| WHAT IS EXPECTED |
Repeat the listing exactly as given, omitting every image.

| DATA FOR THE TASK |
=-=-=-=-=

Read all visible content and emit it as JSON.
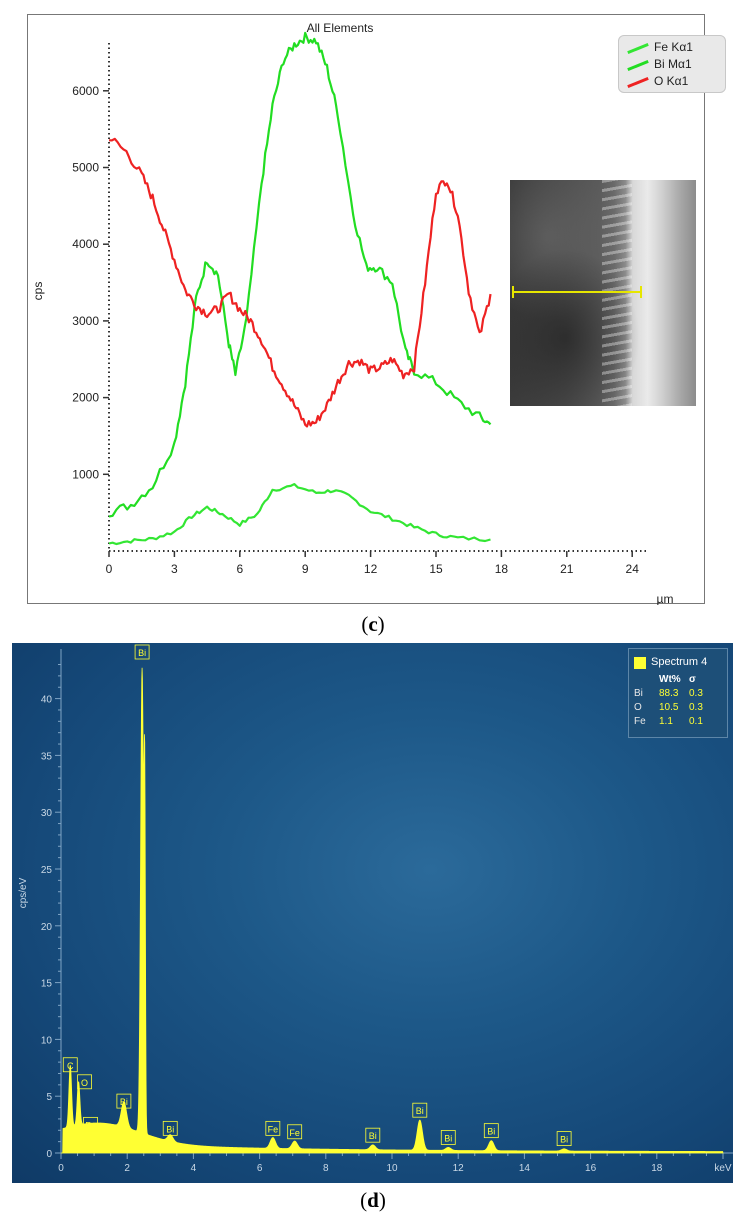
{
  "captions": {
    "c_label": "c",
    "d_label": "d"
  },
  "chart_data": [
    {
      "type": "line",
      "title": "All Elements",
      "xlabel": "µm",
      "ylabel": "cps",
      "xlim": [
        0,
        25
      ],
      "ylim": [
        0,
        7000
      ],
      "xticks": [
        0,
        3,
        6,
        9,
        12,
        15,
        18,
        21,
        24
      ],
      "xtick_labels": [
        "0",
        "3",
        "6",
        "9",
        "12",
        "15",
        "18",
        "21",
        "24"
      ],
      "yticks": [
        1000,
        2000,
        3000,
        4000,
        5000,
        6000
      ],
      "ytick_labels": [
        "1000",
        "2000",
        "3000",
        "4000",
        "5000",
        "6000"
      ],
      "legend_position": "top-right",
      "inset": "SEM image with yellow line scan",
      "series": [
        {
          "name": "Fe Kα1",
          "color": "#33e633",
          "points": [
            [
              0,
              100
            ],
            [
              1,
              130
            ],
            [
              2,
              160
            ],
            [
              3,
              250
            ],
            [
              3.8,
              450
            ],
            [
              4.5,
              570
            ],
            [
              5.2,
              480
            ],
            [
              6,
              350
            ],
            [
              6.8,
              480
            ],
            [
              7.5,
              800
            ],
            [
              8.5,
              850
            ],
            [
              9.5,
              760
            ],
            [
              10.3,
              790
            ],
            [
              11,
              720
            ],
            [
              12,
              520
            ],
            [
              13,
              420
            ],
            [
              14,
              310
            ],
            [
              15,
              220
            ],
            [
              16,
              170
            ],
            [
              17.5,
              150
            ]
          ]
        },
        {
          "name": "Bi Mα1",
          "color": "#22dd22",
          "points": [
            [
              0,
              500
            ],
            [
              1,
              600
            ],
            [
              2,
              850
            ],
            [
              3,
              1400
            ],
            [
              3.5,
              2200
            ],
            [
              4,
              3300
            ],
            [
              4.5,
              3800
            ],
            [
              5,
              3600
            ],
            [
              5.5,
              2700
            ],
            [
              5.8,
              2300
            ],
            [
              6.3,
              3000
            ],
            [
              7,
              4800
            ],
            [
              7.5,
              5800
            ],
            [
              8,
              6400
            ],
            [
              8.5,
              6600
            ],
            [
              9,
              6700
            ],
            [
              9.5,
              6650
            ],
            [
              10,
              6300
            ],
            [
              10.5,
              5700
            ],
            [
              11.2,
              4400
            ],
            [
              11.8,
              3700
            ],
            [
              12.3,
              3700
            ],
            [
              13,
              3500
            ],
            [
              13.6,
              2600
            ],
            [
              14,
              2350
            ],
            [
              15,
              2200
            ],
            [
              16,
              1950
            ],
            [
              17,
              1750
            ],
            [
              17.5,
              1650
            ]
          ]
        },
        {
          "name": "O Kα1",
          "color": "#ee2222",
          "points": [
            [
              0,
              5400
            ],
            [
              0.8,
              5200
            ],
            [
              1.5,
              4900
            ],
            [
              2,
              4600
            ],
            [
              2.5,
              4200
            ],
            [
              3,
              3800
            ],
            [
              3.5,
              3400
            ],
            [
              4,
              3200
            ],
            [
              4.5,
              3100
            ],
            [
              5,
              3150
            ],
            [
              5.5,
              3350
            ],
            [
              6,
              3150
            ],
            [
              6.5,
              3000
            ],
            [
              7,
              2750
            ],
            [
              7.5,
              2400
            ],
            [
              8,
              2150
            ],
            [
              8.5,
              1900
            ],
            [
              9,
              1650
            ],
            [
              9.5,
              1680
            ],
            [
              10,
              1900
            ],
            [
              10.5,
              2200
            ],
            [
              11,
              2450
            ],
            [
              11.5,
              2480
            ],
            [
              12,
              2350
            ],
            [
              12.5,
              2400
            ],
            [
              13,
              2500
            ],
            [
              13.5,
              2300
            ],
            [
              14,
              2400
            ],
            [
              14.5,
              3500
            ],
            [
              15,
              4700
            ],
            [
              15.5,
              4850
            ],
            [
              16,
              4400
            ],
            [
              16.5,
              3400
            ],
            [
              17,
              2800
            ],
            [
              17.5,
              3350
            ]
          ]
        }
      ]
    },
    {
      "type": "area",
      "xlabel": "keV",
      "ylabel": "cps/eV",
      "xlim": [
        0,
        20
      ],
      "ylim": [
        0,
        43
      ],
      "xticks": [
        0,
        2,
        4,
        6,
        8,
        10,
        12,
        14,
        16,
        18
      ],
      "xtick_labels": [
        "0",
        "2",
        "4",
        "6",
        "8",
        "10",
        "12",
        "14",
        "16",
        "18"
      ],
      "yticks": [
        0,
        5,
        10,
        15,
        20,
        25,
        30,
        35,
        40
      ],
      "ytick_labels": [
        "0",
        "5",
        "10",
        "15",
        "20",
        "25",
        "30",
        "35",
        "40"
      ],
      "series_name": "Spectrum 4",
      "color": "#ffff33",
      "table": {
        "headers": [
          "",
          "Wt%",
          "σ"
        ],
        "rows": [
          [
            "Bi",
            "88.3",
            "0.3"
          ],
          [
            "O",
            "10.5",
            "0.3"
          ],
          [
            "Fe",
            "1.1",
            "0.1"
          ]
        ]
      },
      "peaks": [
        {
          "label": "C",
          "x": 0.28,
          "y": 6.8
        },
        {
          "label": "O",
          "x": 0.53,
          "y": 5.3
        },
        {
          "label": "Fe",
          "x": 0.71,
          "y": 1.2
        },
        {
          "label": "Bi",
          "x": 1.9,
          "y": 3.6
        },
        {
          "label": "Bi",
          "x": 2.45,
          "y": 42
        },
        {
          "label": "Bi",
          "x": 3.3,
          "y": 1.2
        },
        {
          "label": "Fe",
          "x": 6.4,
          "y": 1.2
        },
        {
          "label": "Fe",
          "x": 7.06,
          "y": 0.9
        },
        {
          "label": "Bi",
          "x": 9.42,
          "y": 0.6
        },
        {
          "label": "Bi",
          "x": 10.84,
          "y": 2.8
        },
        {
          "label": "Bi",
          "x": 11.7,
          "y": 0.4
        },
        {
          "label": "Bi",
          "x": 13.0,
          "y": 1.0
        },
        {
          "label": "Bi",
          "x": 15.2,
          "y": 0.3
        }
      ]
    }
  ]
}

=-=-=-=-=

| TASK SOLUTION |
Read all visible content and emit it as JSON.
{
  "captions": {
    "c_label": "c",
    "d_label": "d"
  },
  "chart_data": [
    {
      "type": "line",
      "title": "All Elements",
      "xlabel": "µm",
      "ylabel": "cps",
      "xlim": [
        0,
        25
      ],
      "ylim": [
        0,
        7000
      ],
      "xticks": [
        0,
        3,
        6,
        9,
        12,
        15,
        18,
        21,
        24
      ],
      "xtick_labels": [
        "0",
        "3",
        "6",
        "9",
        "12",
        "15",
        "18",
        "21",
        "24"
      ],
      "yticks": [
        1000,
        2000,
        3000,
        4000,
        5000,
        6000
      ],
      "ytick_labels": [
        "1000",
        "2000",
        "3000",
        "4000",
        "5000",
        "6000"
      ],
      "legend_position": "top-right",
      "inset": "SEM image with yellow line scan",
      "series": [
        {
          "name": "Fe Kα1",
          "color": "#33e633",
          "points": [
            [
              0,
              100
            ],
            [
              1,
              130
            ],
            [
              2,
              160
            ],
            [
              3,
              250
            ],
            [
              3.8,
              450
            ],
            [
              4.5,
              570
            ],
            [
              5.2,
              480
            ],
            [
              6,
              350
            ],
            [
              6.8,
              480
            ],
            [
              7.5,
              800
            ],
            [
              8.5,
              850
            ],
            [
              9.5,
              760
            ],
            [
              10.3,
              790
            ],
            [
              11,
              720
            ],
            [
              12,
              520
            ],
            [
              13,
              420
            ],
            [
              14,
              310
            ],
            [
              15,
              220
            ],
            [
              16,
              170
            ],
            [
              17.5,
              150
            ]
          ]
        },
        {
          "name": "Bi Mα1",
          "color": "#22dd22",
          "points": [
            [
              0,
              500
            ],
            [
              1,
              600
            ],
            [
              2,
              850
            ],
            [
              3,
              1400
            ],
            [
              3.5,
              2200
            ],
            [
              4,
              3300
            ],
            [
              4.5,
              3800
            ],
            [
              5,
              3600
            ],
            [
              5.5,
              2700
            ],
            [
              5.8,
              2300
            ],
            [
              6.3,
              3000
            ],
            [
              7,
              4800
            ],
            [
              7.5,
              5800
            ],
            [
              8,
              6400
            ],
            [
              8.5,
              6600
            ],
            [
              9,
              6700
            ],
            [
              9.5,
              6650
            ],
            [
              10,
              6300
            ],
            [
              10.5,
              5700
            ],
            [
              11.2,
              4400
            ],
            [
              11.8,
              3700
            ],
            [
              12.3,
              3700
            ],
            [
              13,
              3500
            ],
            [
              13.6,
              2600
            ],
            [
              14,
              2350
            ],
            [
              15,
              2200
            ],
            [
              16,
              1950
            ],
            [
              17,
              1750
            ],
            [
              17.5,
              1650
            ]
          ]
        },
        {
          "name": "O Kα1",
          "color": "#ee2222",
          "points": [
            [
              0,
              5400
            ],
            [
              0.8,
              5200
            ],
            [
              1.5,
              4900
            ],
            [
              2,
              4600
            ],
            [
              2.5,
              4200
            ],
            [
              3,
              3800
            ],
            [
              3.5,
              3400
            ],
            [
              4,
              3200
            ],
            [
              4.5,
              3100
            ],
            [
              5,
              3150
            ],
            [
              5.5,
              3350
            ],
            [
              6,
              3150
            ],
            [
              6.5,
              3000
            ],
            [
              7,
              2750
            ],
            [
              7.5,
              2400
            ],
            [
              8,
              2150
            ],
            [
              8.5,
              1900
            ],
            [
              9,
              1650
            ],
            [
              9.5,
              1680
            ],
            [
              10,
              1900
            ],
            [
              10.5,
              2200
            ],
            [
              11,
              2450
            ],
            [
              11.5,
              2480
            ],
            [
              12,
              2350
            ],
            [
              12.5,
              2400
            ],
            [
              13,
              2500
            ],
            [
              13.5,
              2300
            ],
            [
              14,
              2400
            ],
            [
              14.5,
              3500
            ],
            [
              15,
              4700
            ],
            [
              15.5,
              4850
            ],
            [
              16,
              4400
            ],
            [
              16.5,
              3400
            ],
            [
              17,
              2800
            ],
            [
              17.5,
              3350
            ]
          ]
        }
      ]
    },
    {
      "type": "area",
      "xlabel": "keV",
      "ylabel": "cps/eV",
      "xlim": [
        0,
        20
      ],
      "ylim": [
        0,
        43
      ],
      "xticks": [
        0,
        2,
        4,
        6,
        8,
        10,
        12,
        14,
        16,
        18
      ],
      "xtick_labels": [
        "0",
        "2",
        "4",
        "6",
        "8",
        "10",
        "12",
        "14",
        "16",
        "18"
      ],
      "yticks": [
        0,
        5,
        10,
        15,
        20,
        25,
        30,
        35,
        40
      ],
      "ytick_labels": [
        "0",
        "5",
        "10",
        "15",
        "20",
        "25",
        "30",
        "35",
        "40"
      ],
      "series_name": "Spectrum 4",
      "color": "#ffff33",
      "table": {
        "headers": [
          "",
          "Wt%",
          "σ"
        ],
        "rows": [
          [
            "Bi",
            "88.3",
            "0.3"
          ],
          [
            "O",
            "10.5",
            "0.3"
          ],
          [
            "Fe",
            "1.1",
            "0.1"
          ]
        ]
      },
      "peaks": [
        {
          "label": "C",
          "x": 0.28,
          "y": 6.8
        },
        {
          "label": "O",
          "x": 0.53,
          "y": 5.3
        },
        {
          "label": "Fe",
          "x": 0.71,
          "y": 1.2
        },
        {
          "label": "Bi",
          "x": 1.9,
          "y": 3.6
        },
        {
          "label": "Bi",
          "x": 2.45,
          "y": 42
        },
        {
          "label": "Bi",
          "x": 3.3,
          "y": 1.2
        },
        {
          "label": "Fe",
          "x": 6.4,
          "y": 1.2
        },
        {
          "label": "Fe",
          "x": 7.06,
          "y": 0.9
        },
        {
          "label": "Bi",
          "x": 9.42,
          "y": 0.6
        },
        {
          "label": "Bi",
          "x": 10.84,
          "y": 2.8
        },
        {
          "label": "Bi",
          "x": 11.7,
          "y": 0.4
        },
        {
          "label": "Bi",
          "x": 13.0,
          "y": 1.0
        },
        {
          "label": "Bi",
          "x": 15.2,
          "y": 0.3
        }
      ]
    }
  ]
}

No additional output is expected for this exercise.